■ **Records supplied**

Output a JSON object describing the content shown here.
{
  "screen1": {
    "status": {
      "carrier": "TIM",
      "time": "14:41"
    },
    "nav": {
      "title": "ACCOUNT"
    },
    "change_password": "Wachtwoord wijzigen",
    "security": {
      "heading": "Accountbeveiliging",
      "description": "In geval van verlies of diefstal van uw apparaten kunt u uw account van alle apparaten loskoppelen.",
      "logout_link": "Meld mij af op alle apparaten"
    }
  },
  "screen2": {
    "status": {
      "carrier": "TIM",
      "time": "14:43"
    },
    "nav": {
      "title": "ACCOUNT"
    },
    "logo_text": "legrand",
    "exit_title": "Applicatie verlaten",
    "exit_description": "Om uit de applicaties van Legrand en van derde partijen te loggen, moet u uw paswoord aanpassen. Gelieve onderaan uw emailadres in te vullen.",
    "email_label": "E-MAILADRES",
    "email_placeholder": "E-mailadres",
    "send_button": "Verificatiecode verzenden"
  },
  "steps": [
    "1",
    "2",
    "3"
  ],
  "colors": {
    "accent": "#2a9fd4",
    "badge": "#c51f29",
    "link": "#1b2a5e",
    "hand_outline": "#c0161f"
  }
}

■ **Direction**
Copy all of the material word for word.

■ **Result of this exercise**
Output a JSON object describing the content shown here.
{
  "screen1": {
    "status": {
      "carrier": "TIM",
      "time": "14:41"
    },
    "nav": {
      "title": "ACCOUNT"
    },
    "change_password": "Wachtwoord wijzigen",
    "security": {
      "heading": "Accountbeveiliging",
      "description": "In geval van verlies of diefstal van uw apparaten kunt u uw account van alle apparaten loskoppelen.",
      "logout_link": "Meld mij af op alle apparaten"
    }
  },
  "screen2": {
    "status": {
      "carrier": "TIM",
      "time": "14:43"
    },
    "nav": {
      "title": "ACCOUNT"
    },
    "logo_text": "legrand",
    "exit_title": "Applicatie verlaten",
    "exit_description": "Om uit de applicaties van Legrand en van derde partijen te loggen, moet u uw paswoord aanpassen. Gelieve onderaan uw emailadres in te vullen.",
    "email_label": "E-MAILADRES",
    "email_placeholder": "E-mailadres",
    "send_button": "Verificatiecode verzenden"
  },
  "steps": [
    "1",
    "2",
    "3"
  ],
  "colors": {
    "accent": "#2a9fd4",
    "badge": "#c51f29",
    "link": "#1b2a5e",
    "hand_outline": "#c0161f"
  }
}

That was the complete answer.